▶ [Work to complete]:
Copy out each line containing "Fortschreibung" from the entries below.
— Start of Material for the task —
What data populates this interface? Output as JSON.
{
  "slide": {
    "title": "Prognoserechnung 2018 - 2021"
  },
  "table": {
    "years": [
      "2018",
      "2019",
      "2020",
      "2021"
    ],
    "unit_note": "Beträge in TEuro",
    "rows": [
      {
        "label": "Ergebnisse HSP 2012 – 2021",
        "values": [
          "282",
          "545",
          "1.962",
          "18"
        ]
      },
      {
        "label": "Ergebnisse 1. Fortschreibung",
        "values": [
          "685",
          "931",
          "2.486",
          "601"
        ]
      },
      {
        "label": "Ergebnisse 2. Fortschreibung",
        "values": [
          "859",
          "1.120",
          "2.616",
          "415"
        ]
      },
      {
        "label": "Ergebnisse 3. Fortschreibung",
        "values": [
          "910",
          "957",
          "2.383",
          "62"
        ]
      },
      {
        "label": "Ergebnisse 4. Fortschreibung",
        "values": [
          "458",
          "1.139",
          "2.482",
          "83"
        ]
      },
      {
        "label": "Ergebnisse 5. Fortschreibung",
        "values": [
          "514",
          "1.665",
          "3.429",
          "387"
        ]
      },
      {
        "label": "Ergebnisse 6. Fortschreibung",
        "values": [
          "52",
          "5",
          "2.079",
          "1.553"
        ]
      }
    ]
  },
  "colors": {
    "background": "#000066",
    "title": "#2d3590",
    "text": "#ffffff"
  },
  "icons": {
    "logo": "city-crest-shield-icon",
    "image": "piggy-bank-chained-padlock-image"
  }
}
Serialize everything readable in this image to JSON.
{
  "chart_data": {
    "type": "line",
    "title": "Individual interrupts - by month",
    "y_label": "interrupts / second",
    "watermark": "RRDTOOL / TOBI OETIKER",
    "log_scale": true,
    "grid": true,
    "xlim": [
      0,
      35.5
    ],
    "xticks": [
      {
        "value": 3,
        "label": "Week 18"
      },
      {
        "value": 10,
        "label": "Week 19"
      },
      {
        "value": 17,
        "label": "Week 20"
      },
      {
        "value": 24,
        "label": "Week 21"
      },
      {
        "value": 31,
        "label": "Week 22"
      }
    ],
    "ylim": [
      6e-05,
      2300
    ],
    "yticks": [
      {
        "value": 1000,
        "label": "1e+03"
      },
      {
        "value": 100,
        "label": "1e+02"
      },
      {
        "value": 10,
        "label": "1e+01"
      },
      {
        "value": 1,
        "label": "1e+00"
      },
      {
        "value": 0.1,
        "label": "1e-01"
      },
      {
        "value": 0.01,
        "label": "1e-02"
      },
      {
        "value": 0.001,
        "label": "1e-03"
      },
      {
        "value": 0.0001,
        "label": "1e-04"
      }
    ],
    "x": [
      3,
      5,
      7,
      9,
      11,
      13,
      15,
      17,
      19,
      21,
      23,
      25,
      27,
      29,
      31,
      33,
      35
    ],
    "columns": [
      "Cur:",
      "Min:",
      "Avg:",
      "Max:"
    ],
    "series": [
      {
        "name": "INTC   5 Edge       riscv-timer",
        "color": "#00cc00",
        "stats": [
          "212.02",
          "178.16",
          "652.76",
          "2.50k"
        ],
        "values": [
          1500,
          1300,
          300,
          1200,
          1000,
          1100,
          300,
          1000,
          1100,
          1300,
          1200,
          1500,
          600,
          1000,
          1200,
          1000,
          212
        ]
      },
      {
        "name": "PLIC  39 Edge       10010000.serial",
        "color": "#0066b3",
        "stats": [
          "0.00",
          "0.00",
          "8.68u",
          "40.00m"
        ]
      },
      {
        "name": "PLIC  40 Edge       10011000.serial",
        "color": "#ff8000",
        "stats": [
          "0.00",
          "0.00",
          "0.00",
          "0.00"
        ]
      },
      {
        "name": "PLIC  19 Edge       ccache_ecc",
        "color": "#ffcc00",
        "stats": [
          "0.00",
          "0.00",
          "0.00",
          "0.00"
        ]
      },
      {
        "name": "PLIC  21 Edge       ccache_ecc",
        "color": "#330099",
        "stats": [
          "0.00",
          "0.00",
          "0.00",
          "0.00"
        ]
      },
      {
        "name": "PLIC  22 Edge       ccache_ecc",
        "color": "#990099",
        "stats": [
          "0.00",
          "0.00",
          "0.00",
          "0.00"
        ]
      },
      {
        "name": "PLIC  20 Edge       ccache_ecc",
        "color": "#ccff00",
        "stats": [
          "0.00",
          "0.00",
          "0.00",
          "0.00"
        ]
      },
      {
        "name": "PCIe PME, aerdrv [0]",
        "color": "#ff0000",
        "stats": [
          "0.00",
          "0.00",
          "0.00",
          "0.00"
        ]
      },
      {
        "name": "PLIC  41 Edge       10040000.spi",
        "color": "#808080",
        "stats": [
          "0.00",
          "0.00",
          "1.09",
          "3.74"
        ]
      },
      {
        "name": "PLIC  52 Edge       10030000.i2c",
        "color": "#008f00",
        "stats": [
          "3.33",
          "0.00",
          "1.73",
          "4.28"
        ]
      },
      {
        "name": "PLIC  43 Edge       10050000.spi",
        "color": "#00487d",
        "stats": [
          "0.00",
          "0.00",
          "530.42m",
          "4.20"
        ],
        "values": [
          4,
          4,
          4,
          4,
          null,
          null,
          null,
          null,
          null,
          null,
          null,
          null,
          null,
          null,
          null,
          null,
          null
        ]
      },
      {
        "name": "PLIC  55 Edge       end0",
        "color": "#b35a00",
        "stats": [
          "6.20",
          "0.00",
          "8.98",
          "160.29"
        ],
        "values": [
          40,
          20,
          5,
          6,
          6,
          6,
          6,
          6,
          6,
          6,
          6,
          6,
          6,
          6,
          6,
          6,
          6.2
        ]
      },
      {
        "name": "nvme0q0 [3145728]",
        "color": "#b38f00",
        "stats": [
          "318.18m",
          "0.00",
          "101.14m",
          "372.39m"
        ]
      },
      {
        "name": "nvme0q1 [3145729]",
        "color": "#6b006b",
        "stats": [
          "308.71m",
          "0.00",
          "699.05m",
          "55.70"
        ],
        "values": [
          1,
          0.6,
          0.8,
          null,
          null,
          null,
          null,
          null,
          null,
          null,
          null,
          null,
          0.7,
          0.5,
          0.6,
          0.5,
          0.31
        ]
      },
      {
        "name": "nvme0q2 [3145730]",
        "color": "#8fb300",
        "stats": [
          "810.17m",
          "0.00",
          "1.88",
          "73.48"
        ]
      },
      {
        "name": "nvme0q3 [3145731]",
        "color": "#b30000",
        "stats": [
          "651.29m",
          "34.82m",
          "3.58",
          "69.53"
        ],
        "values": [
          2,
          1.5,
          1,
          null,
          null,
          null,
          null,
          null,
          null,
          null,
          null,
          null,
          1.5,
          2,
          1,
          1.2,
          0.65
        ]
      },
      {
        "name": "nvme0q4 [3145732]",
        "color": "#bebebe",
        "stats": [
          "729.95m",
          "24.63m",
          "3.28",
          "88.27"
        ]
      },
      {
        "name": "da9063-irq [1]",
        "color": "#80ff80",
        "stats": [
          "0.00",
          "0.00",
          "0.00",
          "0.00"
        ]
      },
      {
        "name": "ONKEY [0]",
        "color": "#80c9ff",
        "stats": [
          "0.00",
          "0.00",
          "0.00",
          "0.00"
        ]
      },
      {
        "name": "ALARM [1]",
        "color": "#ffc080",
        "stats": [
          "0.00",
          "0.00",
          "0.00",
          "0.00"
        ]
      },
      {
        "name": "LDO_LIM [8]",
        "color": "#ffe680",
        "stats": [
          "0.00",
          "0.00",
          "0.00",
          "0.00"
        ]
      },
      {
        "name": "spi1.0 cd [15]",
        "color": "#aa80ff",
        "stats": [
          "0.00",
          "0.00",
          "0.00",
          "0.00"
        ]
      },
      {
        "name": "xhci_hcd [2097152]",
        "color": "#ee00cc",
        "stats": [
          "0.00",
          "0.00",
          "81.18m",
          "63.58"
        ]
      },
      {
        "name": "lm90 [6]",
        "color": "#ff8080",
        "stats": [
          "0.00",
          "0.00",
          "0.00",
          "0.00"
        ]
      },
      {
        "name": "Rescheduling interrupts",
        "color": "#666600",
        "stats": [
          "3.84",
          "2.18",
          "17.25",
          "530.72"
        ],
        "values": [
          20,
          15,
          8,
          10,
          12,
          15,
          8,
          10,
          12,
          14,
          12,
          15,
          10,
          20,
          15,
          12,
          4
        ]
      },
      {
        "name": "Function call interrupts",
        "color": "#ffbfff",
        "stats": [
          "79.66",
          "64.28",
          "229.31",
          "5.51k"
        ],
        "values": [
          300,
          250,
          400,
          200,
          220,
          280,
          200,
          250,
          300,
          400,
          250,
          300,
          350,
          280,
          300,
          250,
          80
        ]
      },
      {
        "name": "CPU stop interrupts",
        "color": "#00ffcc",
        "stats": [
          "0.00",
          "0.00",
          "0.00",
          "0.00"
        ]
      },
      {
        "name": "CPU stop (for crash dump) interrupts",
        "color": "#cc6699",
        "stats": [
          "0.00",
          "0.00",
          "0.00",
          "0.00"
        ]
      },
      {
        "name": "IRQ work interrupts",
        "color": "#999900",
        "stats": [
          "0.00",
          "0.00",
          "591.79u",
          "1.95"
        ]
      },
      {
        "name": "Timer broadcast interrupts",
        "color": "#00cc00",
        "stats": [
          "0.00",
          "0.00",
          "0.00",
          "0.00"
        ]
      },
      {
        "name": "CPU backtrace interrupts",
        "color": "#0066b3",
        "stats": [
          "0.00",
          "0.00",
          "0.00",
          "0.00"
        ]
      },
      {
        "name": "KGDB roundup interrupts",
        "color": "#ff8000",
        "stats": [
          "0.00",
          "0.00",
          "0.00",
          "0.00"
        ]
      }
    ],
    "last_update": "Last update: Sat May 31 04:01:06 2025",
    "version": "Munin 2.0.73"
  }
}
— End of Material for the task —
▶ [Right answer]:
        "label": "Ergebnisse 1. Fortschreibung",
        "label": "Ergebnisse 2. Fortschreibung",
        "label": "Ergebnisse 3. Fortschreibung",
        "label": "Ergebnisse 4. Fortschreibung",
        "label": "Ergebnisse 5. Fortschreibung",
        "label": "Ergebnisse 6. Fortschreibung",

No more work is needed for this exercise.